### Exercise aim
Collect each line containing "workspace".

________________________________________

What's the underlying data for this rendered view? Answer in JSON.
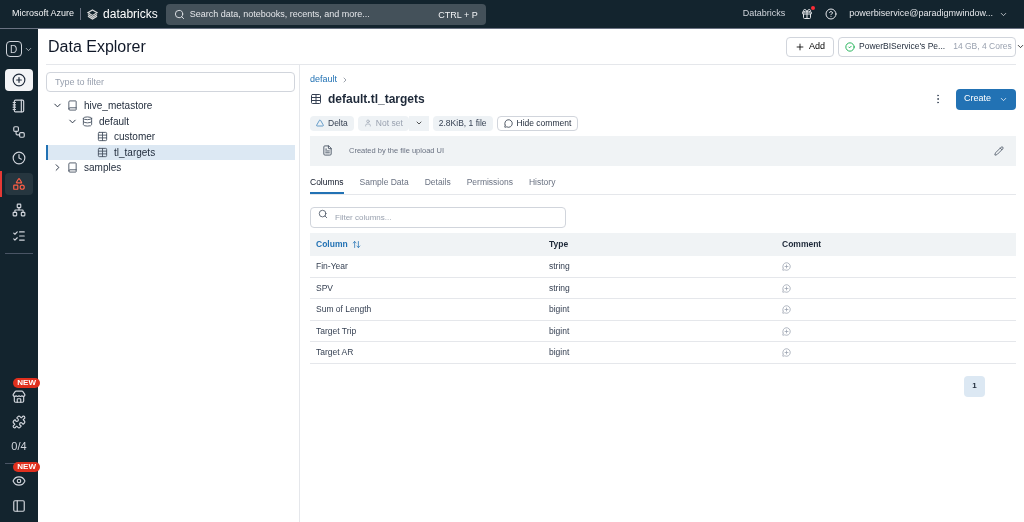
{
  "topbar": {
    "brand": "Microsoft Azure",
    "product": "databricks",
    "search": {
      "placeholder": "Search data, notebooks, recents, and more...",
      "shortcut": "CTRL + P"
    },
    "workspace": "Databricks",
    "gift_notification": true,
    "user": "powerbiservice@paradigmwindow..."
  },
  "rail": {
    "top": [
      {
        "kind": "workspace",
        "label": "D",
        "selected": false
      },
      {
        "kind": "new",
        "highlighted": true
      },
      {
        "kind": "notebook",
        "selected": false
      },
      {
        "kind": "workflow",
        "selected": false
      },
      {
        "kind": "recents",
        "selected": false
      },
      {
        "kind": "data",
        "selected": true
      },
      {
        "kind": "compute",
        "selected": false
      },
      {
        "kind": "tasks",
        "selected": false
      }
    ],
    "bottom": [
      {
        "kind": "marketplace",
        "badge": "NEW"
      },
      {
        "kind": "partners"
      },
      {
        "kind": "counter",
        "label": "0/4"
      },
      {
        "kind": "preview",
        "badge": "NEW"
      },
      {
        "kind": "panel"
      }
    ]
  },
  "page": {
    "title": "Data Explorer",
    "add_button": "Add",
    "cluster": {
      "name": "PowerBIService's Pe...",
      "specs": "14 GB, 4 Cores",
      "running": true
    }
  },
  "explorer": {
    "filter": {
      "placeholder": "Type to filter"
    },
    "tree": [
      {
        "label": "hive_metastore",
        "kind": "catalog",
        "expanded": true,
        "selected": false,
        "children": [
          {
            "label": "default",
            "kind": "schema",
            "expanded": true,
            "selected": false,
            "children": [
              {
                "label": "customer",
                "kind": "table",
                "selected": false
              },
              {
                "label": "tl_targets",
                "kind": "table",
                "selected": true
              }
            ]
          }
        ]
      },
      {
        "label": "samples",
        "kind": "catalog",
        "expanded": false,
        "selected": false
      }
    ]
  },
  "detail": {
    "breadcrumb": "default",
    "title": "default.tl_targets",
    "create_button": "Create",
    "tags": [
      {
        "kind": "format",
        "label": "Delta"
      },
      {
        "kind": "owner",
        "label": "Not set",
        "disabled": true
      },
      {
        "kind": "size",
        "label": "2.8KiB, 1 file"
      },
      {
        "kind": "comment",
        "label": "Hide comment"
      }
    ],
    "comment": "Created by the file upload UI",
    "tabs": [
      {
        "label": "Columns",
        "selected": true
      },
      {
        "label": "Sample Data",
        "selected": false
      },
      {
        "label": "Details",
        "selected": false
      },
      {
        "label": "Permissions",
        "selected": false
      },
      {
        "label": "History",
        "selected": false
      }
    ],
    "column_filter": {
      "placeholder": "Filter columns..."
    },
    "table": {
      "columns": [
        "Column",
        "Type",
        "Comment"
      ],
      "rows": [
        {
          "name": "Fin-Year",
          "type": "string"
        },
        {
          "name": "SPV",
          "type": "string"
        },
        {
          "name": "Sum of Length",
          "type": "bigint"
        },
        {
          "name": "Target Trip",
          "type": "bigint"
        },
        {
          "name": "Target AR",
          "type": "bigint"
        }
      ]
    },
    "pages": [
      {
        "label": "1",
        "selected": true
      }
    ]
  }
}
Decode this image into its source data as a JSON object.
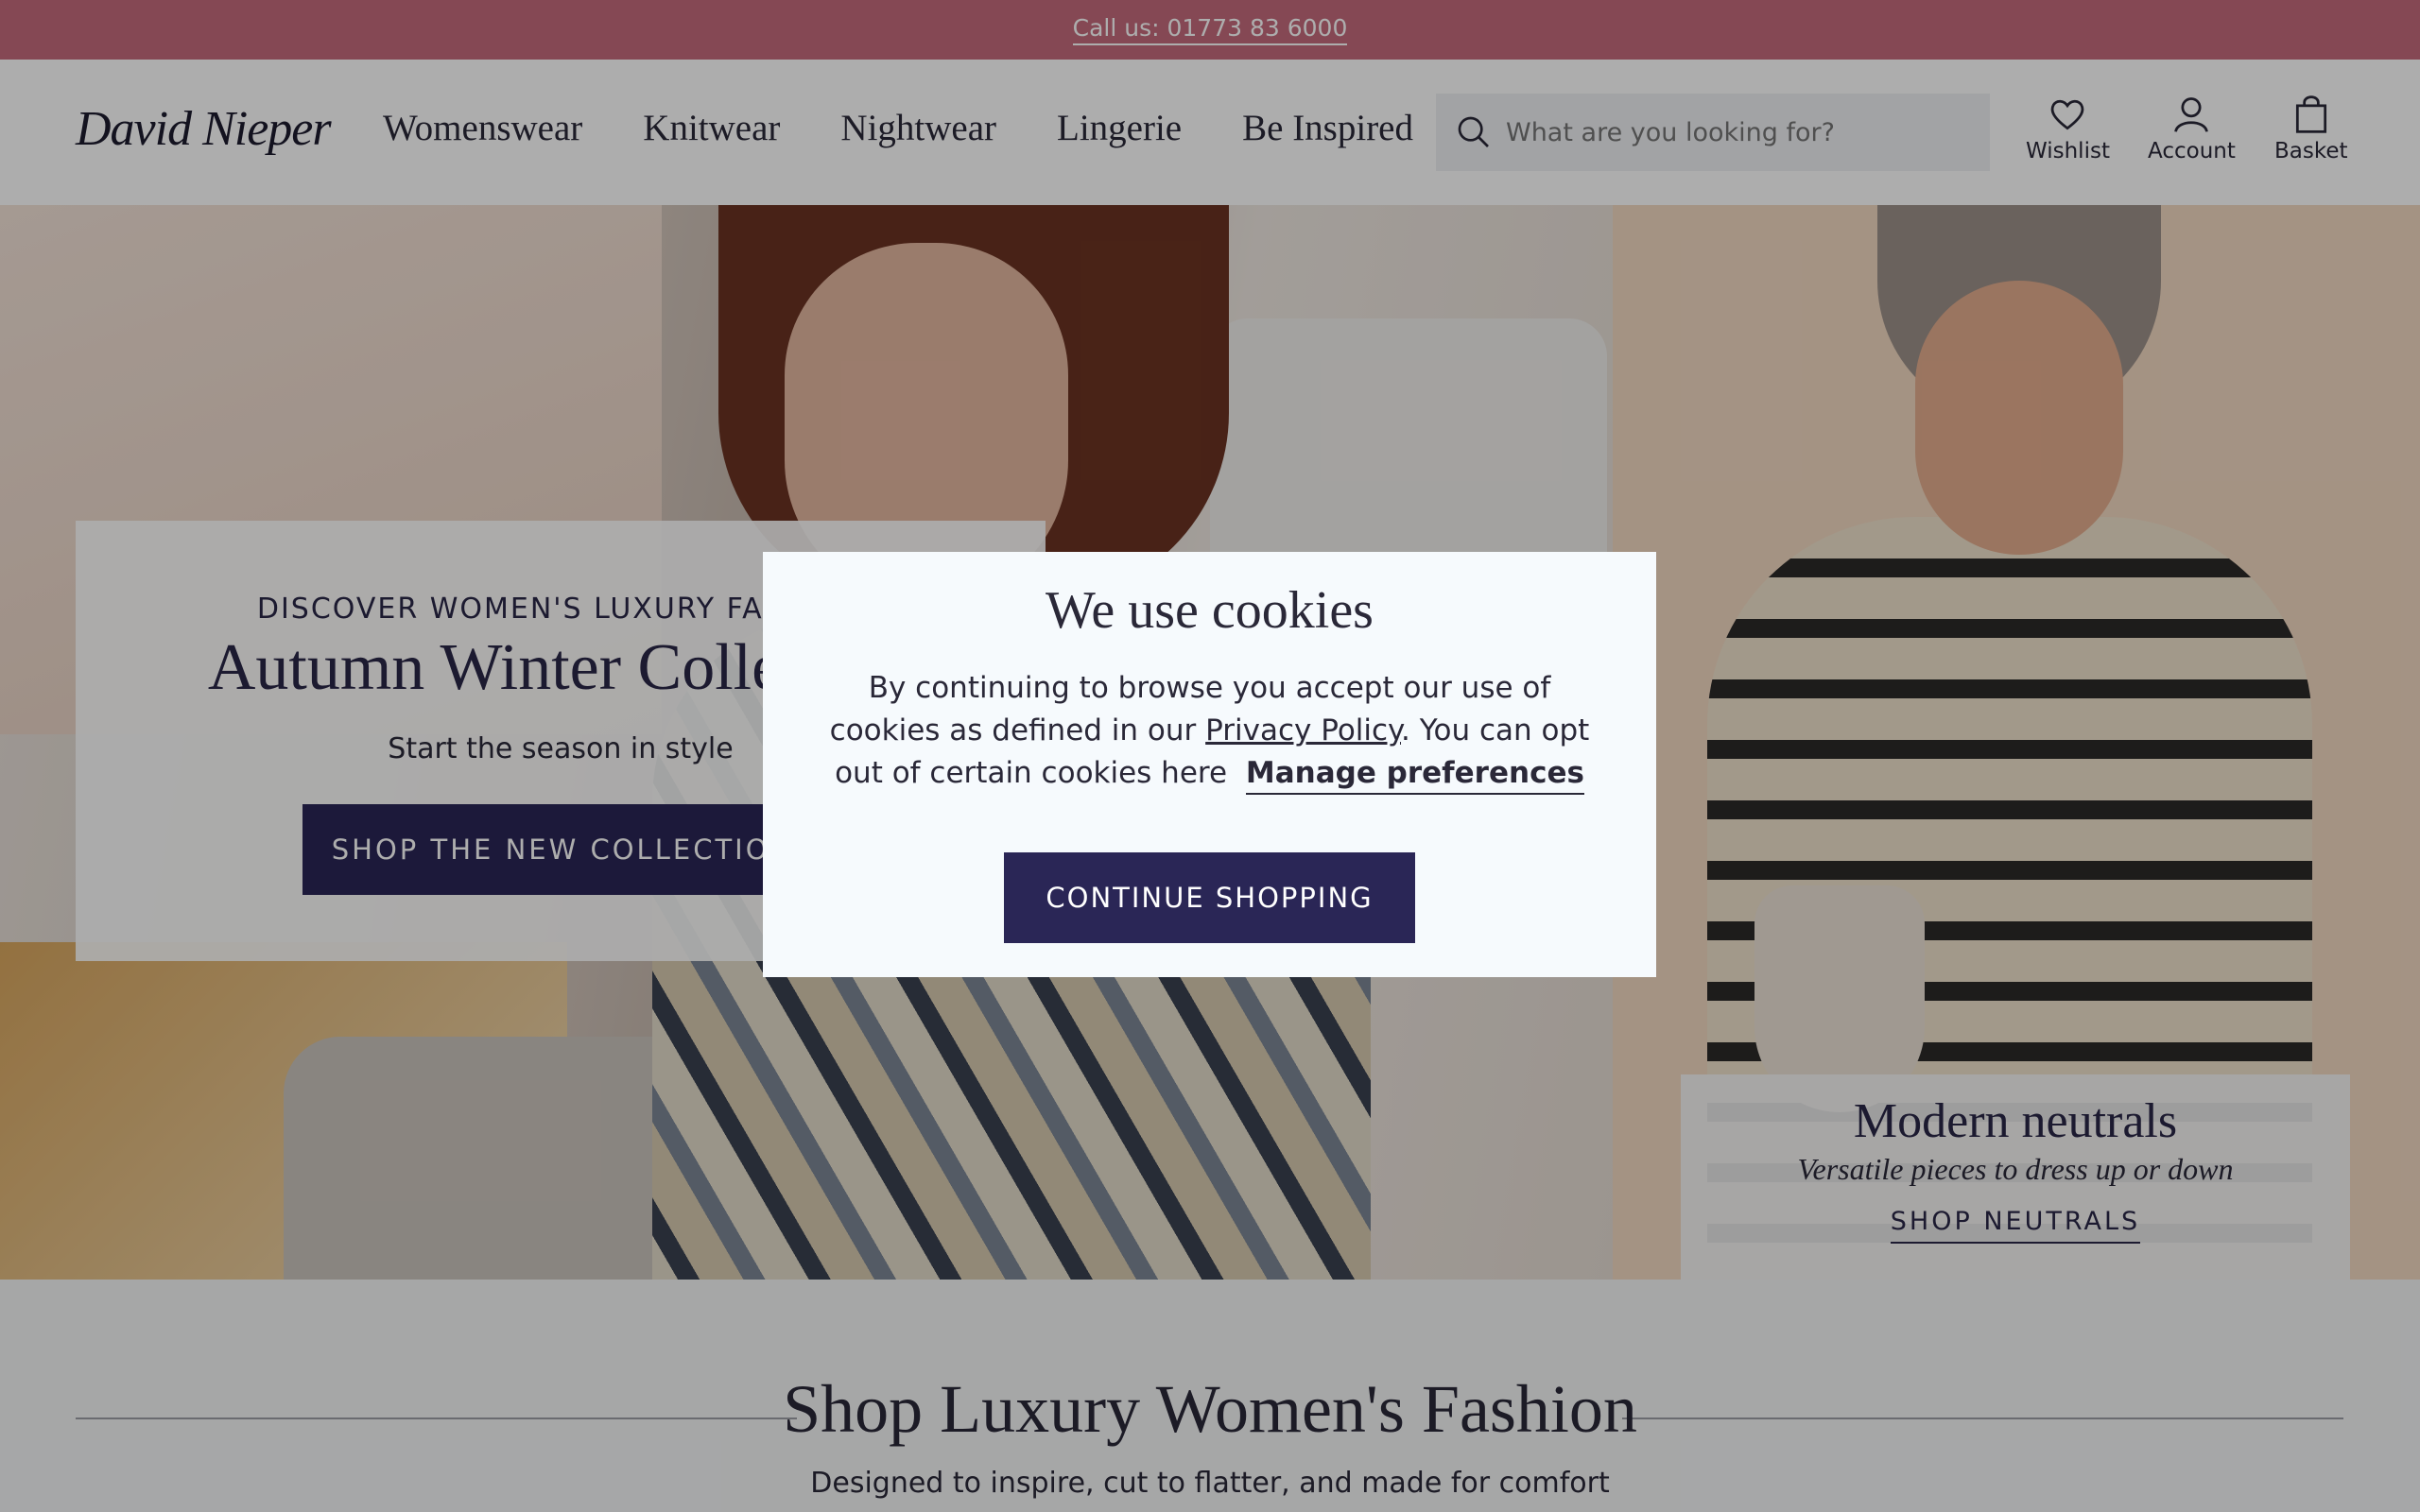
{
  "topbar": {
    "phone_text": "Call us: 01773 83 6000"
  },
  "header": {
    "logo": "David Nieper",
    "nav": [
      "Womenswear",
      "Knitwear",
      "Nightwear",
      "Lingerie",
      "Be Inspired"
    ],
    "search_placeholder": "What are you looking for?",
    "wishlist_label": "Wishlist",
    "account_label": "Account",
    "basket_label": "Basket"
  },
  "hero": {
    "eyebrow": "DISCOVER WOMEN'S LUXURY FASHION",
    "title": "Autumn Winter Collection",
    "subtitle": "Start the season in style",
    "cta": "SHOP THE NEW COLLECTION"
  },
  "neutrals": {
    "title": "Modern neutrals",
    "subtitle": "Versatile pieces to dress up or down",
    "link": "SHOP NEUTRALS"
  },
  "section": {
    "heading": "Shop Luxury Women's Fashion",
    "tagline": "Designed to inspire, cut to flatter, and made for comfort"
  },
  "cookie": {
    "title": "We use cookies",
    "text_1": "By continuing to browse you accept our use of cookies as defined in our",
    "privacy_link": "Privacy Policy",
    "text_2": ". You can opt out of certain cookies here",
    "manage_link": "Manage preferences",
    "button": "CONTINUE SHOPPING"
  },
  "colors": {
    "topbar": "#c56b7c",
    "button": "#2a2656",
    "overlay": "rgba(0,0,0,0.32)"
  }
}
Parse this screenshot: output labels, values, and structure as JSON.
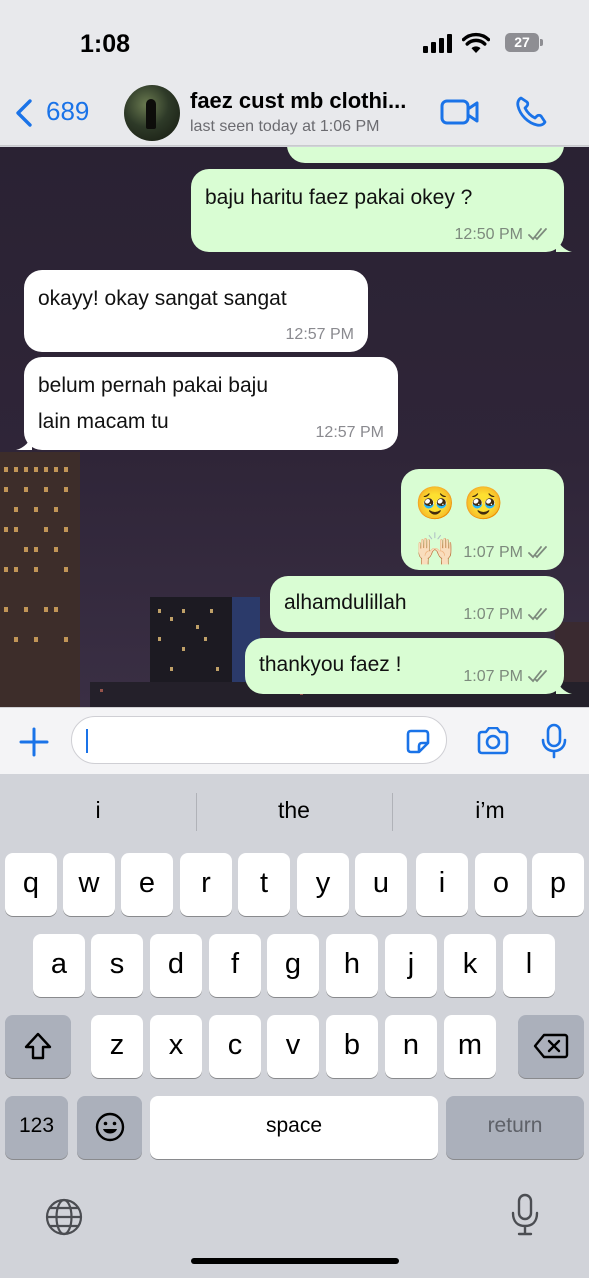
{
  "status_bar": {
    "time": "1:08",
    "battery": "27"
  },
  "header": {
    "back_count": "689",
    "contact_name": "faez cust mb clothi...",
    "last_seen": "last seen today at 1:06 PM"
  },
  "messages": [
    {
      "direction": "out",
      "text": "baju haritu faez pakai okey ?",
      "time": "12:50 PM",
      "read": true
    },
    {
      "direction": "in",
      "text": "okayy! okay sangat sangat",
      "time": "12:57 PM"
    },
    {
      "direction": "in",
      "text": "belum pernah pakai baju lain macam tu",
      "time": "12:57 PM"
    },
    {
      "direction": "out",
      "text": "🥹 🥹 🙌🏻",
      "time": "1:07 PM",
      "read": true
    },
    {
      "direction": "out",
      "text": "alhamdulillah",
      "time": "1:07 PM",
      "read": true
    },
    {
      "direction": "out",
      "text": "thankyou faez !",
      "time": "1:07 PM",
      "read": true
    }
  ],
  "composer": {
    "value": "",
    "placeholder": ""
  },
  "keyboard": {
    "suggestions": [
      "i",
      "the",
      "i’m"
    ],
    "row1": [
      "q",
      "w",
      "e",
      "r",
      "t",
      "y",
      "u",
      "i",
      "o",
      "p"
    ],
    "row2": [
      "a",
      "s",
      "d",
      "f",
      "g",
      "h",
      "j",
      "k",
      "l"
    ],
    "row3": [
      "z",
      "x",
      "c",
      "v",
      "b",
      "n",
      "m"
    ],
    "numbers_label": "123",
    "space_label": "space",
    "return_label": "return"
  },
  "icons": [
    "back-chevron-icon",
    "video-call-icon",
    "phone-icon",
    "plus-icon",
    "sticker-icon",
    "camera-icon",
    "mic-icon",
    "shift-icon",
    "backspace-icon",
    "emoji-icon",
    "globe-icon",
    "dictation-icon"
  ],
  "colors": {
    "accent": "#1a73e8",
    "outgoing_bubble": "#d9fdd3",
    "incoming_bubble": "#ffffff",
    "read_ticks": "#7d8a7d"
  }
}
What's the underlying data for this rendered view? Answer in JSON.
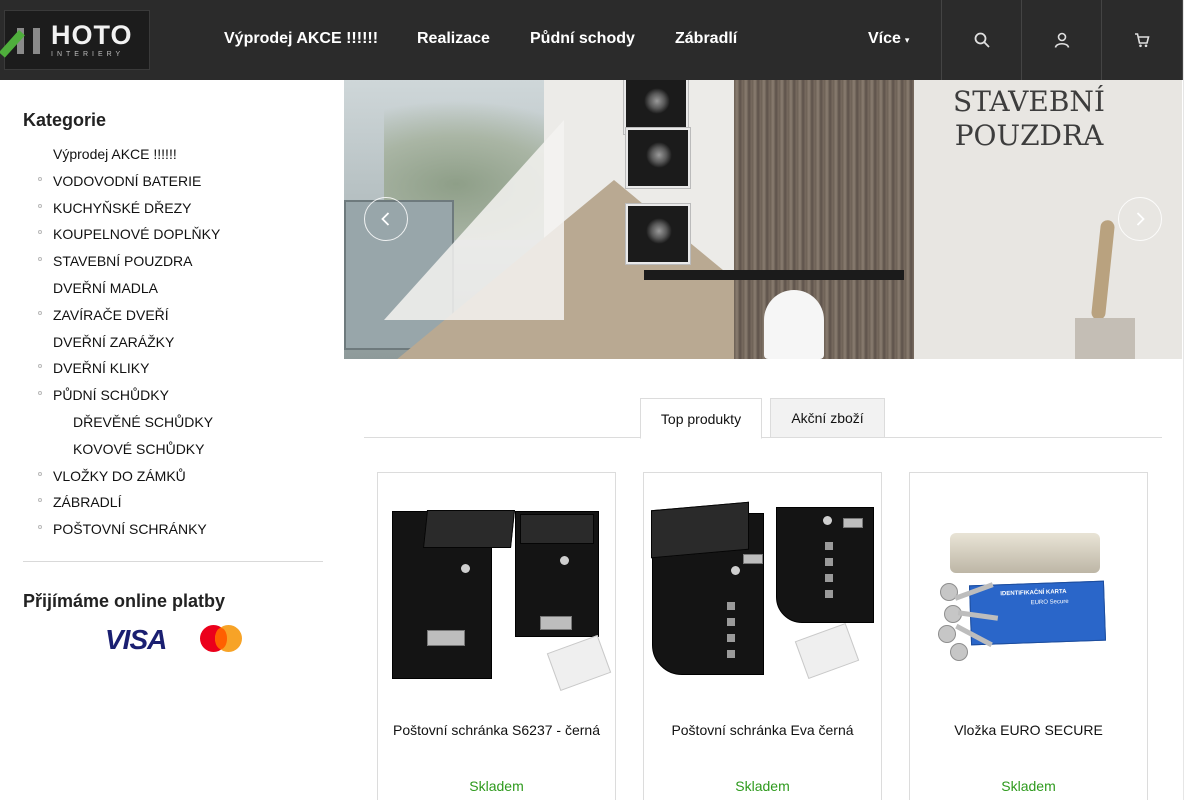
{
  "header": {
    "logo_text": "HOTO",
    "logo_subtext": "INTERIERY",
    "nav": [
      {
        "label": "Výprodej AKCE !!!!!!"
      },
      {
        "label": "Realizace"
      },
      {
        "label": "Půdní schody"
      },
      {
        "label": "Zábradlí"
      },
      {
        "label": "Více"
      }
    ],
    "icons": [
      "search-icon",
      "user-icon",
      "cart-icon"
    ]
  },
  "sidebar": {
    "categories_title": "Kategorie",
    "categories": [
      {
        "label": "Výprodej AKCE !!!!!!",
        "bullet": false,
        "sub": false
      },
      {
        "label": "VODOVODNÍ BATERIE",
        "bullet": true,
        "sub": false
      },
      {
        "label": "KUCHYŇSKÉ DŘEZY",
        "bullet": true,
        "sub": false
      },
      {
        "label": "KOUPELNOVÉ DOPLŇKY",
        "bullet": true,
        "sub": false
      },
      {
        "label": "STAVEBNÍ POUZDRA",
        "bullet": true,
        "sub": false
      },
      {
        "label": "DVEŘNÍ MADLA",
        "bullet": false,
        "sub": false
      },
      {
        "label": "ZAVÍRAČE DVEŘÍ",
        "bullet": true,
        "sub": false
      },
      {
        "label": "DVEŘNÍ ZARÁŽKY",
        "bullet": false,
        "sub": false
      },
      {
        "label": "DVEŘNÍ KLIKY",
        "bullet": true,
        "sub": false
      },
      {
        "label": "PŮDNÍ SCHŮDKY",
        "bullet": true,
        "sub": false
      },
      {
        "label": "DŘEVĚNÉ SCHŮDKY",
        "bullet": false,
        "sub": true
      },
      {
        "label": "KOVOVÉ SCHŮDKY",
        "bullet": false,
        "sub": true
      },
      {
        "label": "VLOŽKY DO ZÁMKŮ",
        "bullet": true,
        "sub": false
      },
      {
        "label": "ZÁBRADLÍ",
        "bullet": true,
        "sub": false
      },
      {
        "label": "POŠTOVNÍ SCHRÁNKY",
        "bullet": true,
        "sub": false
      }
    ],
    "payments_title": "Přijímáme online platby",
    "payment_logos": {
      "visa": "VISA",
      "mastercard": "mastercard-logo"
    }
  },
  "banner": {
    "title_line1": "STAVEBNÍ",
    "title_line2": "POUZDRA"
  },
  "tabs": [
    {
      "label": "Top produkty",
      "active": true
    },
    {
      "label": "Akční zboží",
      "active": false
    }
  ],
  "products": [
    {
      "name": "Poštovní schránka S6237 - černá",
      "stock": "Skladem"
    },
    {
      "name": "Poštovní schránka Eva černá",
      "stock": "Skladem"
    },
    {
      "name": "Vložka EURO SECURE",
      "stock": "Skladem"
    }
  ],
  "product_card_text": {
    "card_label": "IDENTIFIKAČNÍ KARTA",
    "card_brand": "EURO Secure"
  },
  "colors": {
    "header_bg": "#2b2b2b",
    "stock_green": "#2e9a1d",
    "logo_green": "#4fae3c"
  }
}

________________________________________

### Written answer
    "workspace": "Databricks",
        "kind": "workspace",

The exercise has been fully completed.